[Begin]
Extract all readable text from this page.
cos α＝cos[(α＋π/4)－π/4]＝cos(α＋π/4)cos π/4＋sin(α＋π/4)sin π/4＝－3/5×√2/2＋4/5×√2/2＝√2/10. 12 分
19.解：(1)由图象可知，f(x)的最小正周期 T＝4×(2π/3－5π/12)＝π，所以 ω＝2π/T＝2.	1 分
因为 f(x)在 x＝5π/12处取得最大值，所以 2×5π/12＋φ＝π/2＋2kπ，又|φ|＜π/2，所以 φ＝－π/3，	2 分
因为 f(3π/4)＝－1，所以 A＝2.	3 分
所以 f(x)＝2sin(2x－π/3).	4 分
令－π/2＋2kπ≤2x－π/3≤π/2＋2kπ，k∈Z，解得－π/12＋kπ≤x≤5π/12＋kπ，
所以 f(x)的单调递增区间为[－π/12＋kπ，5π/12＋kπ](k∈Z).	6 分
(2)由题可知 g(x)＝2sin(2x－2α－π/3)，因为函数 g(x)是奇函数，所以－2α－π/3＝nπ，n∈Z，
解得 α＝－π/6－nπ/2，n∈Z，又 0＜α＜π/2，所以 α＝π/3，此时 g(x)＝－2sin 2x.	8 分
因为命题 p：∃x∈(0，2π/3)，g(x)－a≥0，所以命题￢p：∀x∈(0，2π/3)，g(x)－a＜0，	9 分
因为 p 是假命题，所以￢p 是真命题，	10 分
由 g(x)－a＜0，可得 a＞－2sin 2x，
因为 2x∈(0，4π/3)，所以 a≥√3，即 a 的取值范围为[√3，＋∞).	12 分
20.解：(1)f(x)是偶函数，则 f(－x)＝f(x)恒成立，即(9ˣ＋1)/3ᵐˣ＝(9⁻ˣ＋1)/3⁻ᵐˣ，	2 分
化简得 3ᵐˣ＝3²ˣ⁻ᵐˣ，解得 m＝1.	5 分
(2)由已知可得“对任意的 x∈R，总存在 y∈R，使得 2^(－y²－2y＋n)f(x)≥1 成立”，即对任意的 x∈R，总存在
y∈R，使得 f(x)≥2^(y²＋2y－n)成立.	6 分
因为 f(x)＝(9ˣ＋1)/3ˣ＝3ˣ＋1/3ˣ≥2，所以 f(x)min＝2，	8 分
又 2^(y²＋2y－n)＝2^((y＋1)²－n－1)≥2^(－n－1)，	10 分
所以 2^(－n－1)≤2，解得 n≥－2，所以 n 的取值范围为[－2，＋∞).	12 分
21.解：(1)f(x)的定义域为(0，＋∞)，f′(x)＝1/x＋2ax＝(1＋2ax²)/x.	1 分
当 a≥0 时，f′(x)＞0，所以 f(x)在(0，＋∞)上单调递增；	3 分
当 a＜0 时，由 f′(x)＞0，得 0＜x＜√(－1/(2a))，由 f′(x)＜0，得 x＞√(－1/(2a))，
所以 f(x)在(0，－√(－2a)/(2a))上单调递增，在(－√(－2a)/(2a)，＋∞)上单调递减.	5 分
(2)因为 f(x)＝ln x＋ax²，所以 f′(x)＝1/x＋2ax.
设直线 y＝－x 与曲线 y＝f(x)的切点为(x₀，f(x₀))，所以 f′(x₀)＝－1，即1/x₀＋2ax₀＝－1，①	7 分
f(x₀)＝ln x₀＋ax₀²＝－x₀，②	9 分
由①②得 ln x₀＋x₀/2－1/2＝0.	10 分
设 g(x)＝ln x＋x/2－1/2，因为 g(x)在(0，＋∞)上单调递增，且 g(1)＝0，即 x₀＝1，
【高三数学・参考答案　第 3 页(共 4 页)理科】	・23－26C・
[End]
- **WHAT NEEDS TO BE DONE**: Count how many lines include the string "上单调递增". Nothing but the number is needed.

- **PROBLEM SOLUTION**: 3